--- START SUPPLIED RECORDS ---

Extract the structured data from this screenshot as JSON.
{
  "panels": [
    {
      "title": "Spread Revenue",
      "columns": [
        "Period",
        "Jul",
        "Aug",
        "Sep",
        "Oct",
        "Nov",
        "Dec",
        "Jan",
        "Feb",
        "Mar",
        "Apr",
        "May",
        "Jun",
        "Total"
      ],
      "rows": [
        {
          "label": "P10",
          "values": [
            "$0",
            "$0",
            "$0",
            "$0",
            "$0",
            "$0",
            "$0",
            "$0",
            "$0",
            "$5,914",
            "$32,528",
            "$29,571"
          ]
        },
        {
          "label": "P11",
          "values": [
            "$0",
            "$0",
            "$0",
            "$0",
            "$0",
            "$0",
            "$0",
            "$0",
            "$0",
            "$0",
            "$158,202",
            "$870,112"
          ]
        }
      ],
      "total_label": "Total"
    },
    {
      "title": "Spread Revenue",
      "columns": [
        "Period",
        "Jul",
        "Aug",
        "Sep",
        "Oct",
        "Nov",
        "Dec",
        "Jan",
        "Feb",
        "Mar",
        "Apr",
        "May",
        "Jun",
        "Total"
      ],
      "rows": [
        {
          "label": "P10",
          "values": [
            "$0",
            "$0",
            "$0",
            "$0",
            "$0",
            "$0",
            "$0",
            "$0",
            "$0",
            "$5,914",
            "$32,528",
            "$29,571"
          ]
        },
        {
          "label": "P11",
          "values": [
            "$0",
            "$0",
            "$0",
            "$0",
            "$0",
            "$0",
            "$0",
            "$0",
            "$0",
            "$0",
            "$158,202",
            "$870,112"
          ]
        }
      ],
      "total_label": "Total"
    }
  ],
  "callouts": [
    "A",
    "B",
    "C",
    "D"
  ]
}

--- END SUPPLIED RECORDS ---

INSTRUCTION: Restate the records, all of them, precisely as written.

OUTPUT FOR THIS EXERCISE:
Extract the structured data from this screenshot as JSON.
{
  "panels": [
    {
      "title": "Spread Revenue",
      "columns": [
        "Period",
        "Jul",
        "Aug",
        "Sep",
        "Oct",
        "Nov",
        "Dec",
        "Jan",
        "Feb",
        "Mar",
        "Apr",
        "May",
        "Jun",
        "Total"
      ],
      "rows": [
        {
          "label": "P10",
          "values": [
            "$0",
            "$0",
            "$0",
            "$0",
            "$0",
            "$0",
            "$0",
            "$0",
            "$0",
            "$5,914",
            "$32,528",
            "$29,571"
          ]
        },
        {
          "label": "P11",
          "values": [
            "$0",
            "$0",
            "$0",
            "$0",
            "$0",
            "$0",
            "$0",
            "$0",
            "$0",
            "$0",
            "$158,202",
            "$870,112"
          ]
        }
      ],
      "total_label": "Total"
    },
    {
      "title": "Spread Revenue",
      "columns": [
        "Period",
        "Jul",
        "Aug",
        "Sep",
        "Oct",
        "Nov",
        "Dec",
        "Jan",
        "Feb",
        "Mar",
        "Apr",
        "May",
        "Jun",
        "Total"
      ],
      "rows": [
        {
          "label": "P10",
          "values": [
            "$0",
            "$0",
            "$0",
            "$0",
            "$0",
            "$0",
            "$0",
            "$0",
            "$0",
            "$5,914",
            "$32,528",
            "$29,571"
          ]
        },
        {
          "label": "P11",
          "values": [
            "$0",
            "$0",
            "$0",
            "$0",
            "$0",
            "$0",
            "$0",
            "$0",
            "$0",
            "$0",
            "$158,202",
            "$870,112"
          ]
        }
      ],
      "total_label": "Total"
    }
  ],
  "callouts": [
    "A",
    "B",
    "C",
    "D"
  ]
}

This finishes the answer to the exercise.